**WHAT IS EXPECTED**
Scan the entries below for the word "oder". Copy each line that has it.

**MATERIAL SHOWN**

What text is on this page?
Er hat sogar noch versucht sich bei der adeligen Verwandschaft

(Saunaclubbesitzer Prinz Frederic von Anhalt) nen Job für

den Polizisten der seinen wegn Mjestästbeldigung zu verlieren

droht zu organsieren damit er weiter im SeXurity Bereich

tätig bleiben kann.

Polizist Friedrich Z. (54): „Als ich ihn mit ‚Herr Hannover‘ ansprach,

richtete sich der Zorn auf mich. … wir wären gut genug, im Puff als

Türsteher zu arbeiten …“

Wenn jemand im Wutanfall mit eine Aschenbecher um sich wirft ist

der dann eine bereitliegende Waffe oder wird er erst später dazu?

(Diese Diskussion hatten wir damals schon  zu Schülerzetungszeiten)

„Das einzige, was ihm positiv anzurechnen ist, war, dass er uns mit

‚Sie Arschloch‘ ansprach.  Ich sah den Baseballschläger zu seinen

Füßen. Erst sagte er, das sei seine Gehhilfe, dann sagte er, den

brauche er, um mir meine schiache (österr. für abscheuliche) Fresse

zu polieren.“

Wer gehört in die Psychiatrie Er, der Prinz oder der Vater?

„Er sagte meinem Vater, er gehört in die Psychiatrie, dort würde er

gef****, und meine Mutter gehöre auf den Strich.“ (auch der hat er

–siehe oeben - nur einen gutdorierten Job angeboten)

**ANSWER TO THIS TASK**
der dann eine bereitliegende Waffe oder wird er erst später dazu?
Wer gehört in die Psychiatrie Er, der Prinz oder der Vater?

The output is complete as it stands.